### TASK TO COMPLETE:
Check every line of the material below for the string "author", and return the ones that have it.

### MATERIAL SHOWN:
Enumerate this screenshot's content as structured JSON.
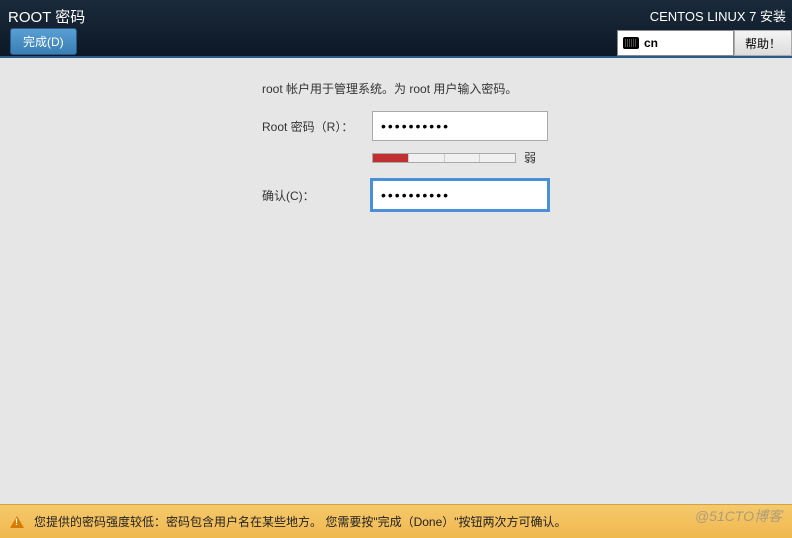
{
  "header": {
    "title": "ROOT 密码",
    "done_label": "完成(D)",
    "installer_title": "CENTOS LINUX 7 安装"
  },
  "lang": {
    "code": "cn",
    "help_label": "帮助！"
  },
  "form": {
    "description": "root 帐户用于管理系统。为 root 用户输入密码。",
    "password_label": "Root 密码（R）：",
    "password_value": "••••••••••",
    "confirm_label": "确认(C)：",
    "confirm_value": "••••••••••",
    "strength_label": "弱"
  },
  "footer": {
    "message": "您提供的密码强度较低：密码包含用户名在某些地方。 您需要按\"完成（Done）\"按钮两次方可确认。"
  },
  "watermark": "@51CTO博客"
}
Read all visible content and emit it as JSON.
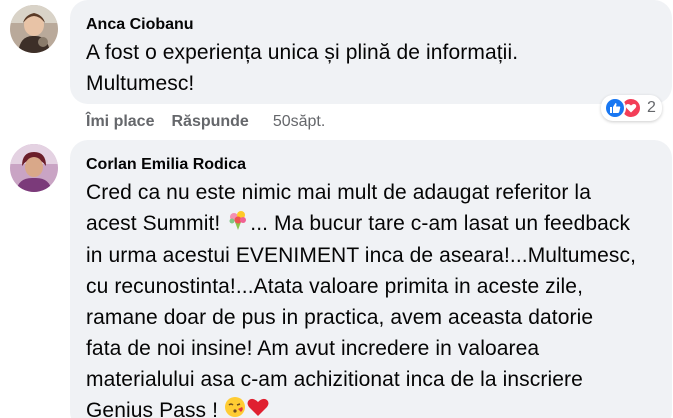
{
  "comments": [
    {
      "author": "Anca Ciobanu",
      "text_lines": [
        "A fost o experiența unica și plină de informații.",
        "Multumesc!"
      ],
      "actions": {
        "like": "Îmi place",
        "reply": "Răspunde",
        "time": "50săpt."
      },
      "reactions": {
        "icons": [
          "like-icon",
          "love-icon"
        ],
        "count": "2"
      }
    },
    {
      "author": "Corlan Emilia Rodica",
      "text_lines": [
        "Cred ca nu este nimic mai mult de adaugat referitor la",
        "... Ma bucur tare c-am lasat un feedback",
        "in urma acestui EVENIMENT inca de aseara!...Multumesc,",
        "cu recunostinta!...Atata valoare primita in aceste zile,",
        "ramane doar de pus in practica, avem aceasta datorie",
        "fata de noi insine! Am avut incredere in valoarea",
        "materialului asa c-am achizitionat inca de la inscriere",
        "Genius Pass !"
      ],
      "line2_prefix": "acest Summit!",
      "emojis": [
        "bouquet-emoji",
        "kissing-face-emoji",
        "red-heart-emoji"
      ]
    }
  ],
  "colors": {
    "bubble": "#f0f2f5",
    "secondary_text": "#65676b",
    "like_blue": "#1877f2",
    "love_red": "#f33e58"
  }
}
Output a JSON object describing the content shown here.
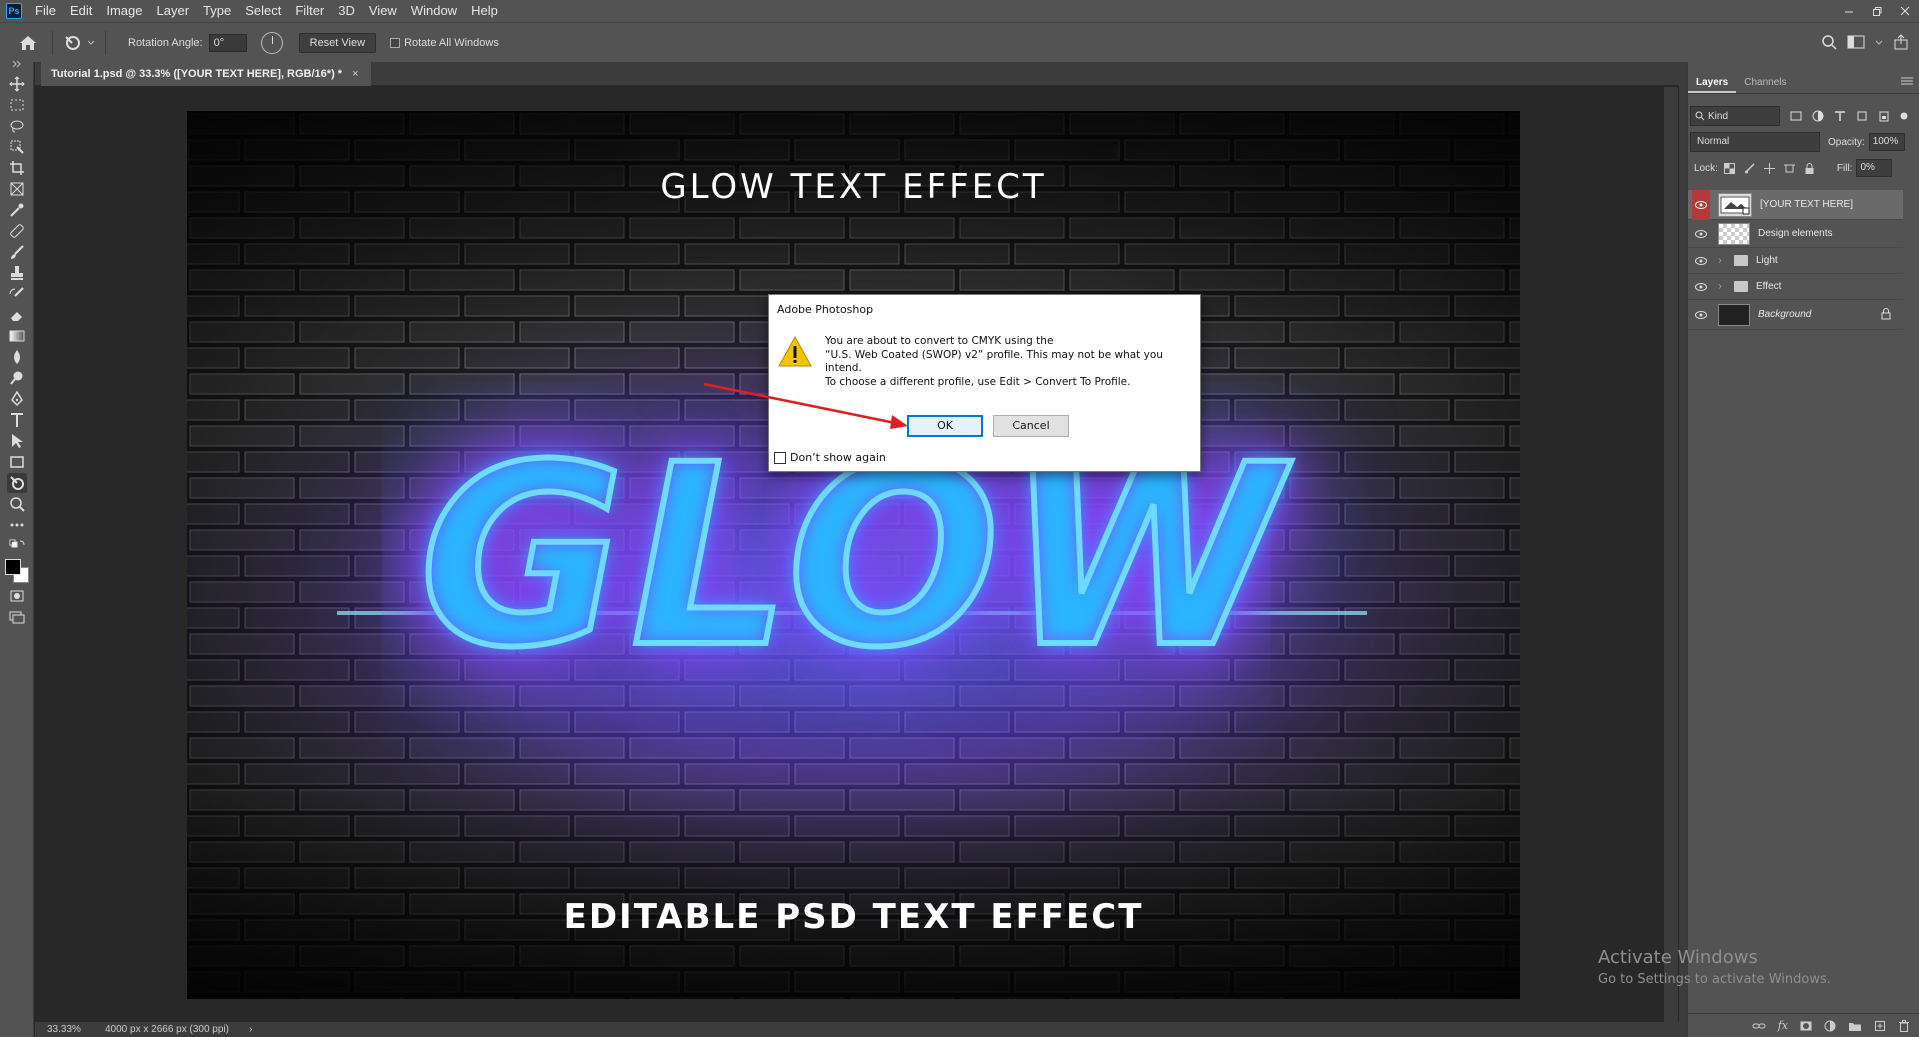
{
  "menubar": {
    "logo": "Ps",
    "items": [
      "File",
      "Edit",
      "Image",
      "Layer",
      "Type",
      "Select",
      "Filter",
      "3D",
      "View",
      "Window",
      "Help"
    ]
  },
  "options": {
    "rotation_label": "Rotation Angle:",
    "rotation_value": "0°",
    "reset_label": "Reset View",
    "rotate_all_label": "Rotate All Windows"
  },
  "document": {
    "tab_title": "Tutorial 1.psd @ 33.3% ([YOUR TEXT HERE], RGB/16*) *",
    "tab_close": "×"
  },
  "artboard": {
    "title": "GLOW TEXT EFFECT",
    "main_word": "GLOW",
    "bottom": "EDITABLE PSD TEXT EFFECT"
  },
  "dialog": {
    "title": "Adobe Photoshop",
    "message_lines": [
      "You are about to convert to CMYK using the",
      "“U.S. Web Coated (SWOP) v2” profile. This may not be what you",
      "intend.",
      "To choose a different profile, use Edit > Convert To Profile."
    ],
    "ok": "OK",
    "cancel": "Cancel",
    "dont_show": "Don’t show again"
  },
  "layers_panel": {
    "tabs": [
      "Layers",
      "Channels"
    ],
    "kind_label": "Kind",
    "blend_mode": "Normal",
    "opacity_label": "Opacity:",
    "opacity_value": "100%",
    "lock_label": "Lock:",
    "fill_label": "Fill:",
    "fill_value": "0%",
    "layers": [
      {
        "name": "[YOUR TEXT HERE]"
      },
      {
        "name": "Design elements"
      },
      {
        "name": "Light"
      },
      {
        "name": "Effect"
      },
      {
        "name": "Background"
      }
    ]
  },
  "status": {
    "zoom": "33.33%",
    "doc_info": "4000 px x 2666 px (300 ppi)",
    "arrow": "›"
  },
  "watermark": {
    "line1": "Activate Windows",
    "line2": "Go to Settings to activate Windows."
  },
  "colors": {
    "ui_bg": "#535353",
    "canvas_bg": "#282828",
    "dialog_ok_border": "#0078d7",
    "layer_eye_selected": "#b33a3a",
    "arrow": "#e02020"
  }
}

---

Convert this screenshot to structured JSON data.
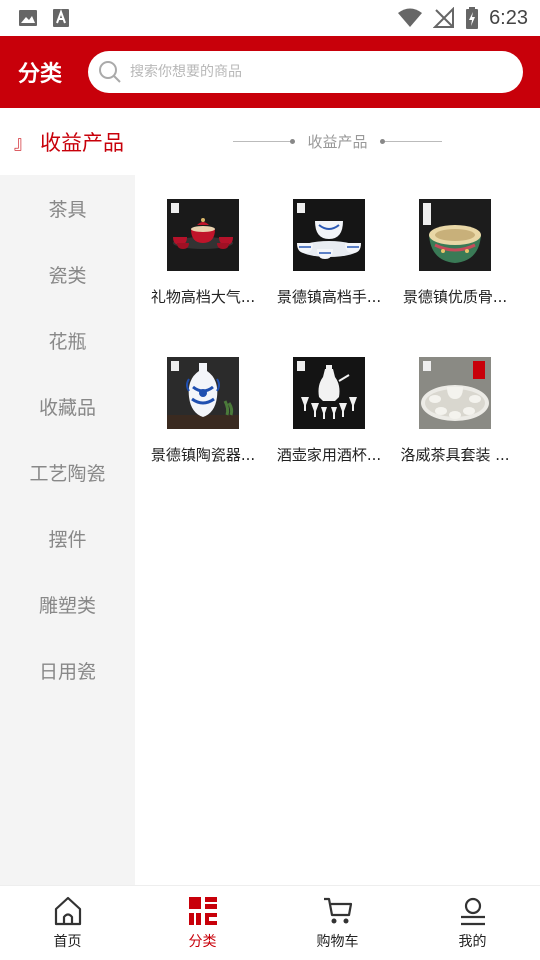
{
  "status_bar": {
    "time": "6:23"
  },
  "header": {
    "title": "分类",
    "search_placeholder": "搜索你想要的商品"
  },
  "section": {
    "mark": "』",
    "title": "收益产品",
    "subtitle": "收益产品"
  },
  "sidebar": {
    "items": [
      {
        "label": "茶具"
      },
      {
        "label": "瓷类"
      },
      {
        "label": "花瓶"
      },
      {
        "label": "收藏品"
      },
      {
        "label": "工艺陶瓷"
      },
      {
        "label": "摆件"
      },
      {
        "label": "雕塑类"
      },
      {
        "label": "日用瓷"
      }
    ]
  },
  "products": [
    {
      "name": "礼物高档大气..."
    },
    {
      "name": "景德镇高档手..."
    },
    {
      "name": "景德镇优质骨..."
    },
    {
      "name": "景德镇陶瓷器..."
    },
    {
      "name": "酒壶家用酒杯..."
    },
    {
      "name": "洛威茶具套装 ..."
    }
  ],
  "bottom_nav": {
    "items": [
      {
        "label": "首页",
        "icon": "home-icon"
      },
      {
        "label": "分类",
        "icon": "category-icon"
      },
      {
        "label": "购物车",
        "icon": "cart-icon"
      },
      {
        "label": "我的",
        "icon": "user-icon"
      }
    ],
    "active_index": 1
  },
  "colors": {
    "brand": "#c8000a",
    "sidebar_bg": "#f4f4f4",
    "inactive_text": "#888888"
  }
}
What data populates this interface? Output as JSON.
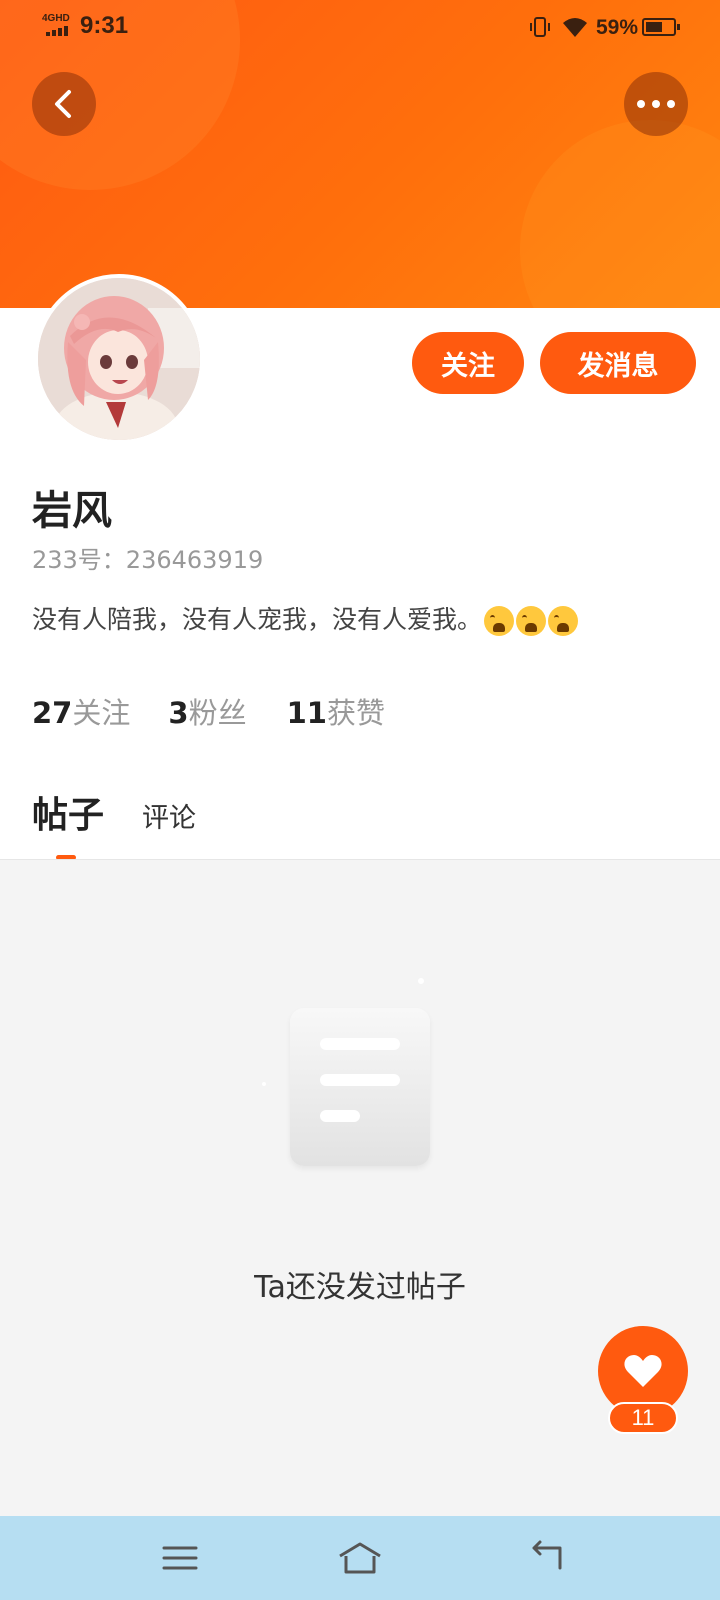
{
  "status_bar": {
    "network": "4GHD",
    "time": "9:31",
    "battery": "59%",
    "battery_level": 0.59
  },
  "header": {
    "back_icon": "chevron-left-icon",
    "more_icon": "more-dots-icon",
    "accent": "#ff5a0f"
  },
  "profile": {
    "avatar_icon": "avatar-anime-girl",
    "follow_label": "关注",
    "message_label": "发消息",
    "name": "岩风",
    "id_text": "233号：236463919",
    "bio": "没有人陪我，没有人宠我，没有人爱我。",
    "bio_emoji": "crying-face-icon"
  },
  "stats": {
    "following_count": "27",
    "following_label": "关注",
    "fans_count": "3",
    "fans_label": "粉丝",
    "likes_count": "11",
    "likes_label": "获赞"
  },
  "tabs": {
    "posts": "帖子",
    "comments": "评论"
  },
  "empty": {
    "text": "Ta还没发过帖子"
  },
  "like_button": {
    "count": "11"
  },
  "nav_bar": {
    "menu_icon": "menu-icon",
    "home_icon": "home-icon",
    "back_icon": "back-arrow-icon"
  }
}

### COMPLETED TASK:
      "author": "Anca Ciobanu",
      "author": "Corlan Emilia Rodica",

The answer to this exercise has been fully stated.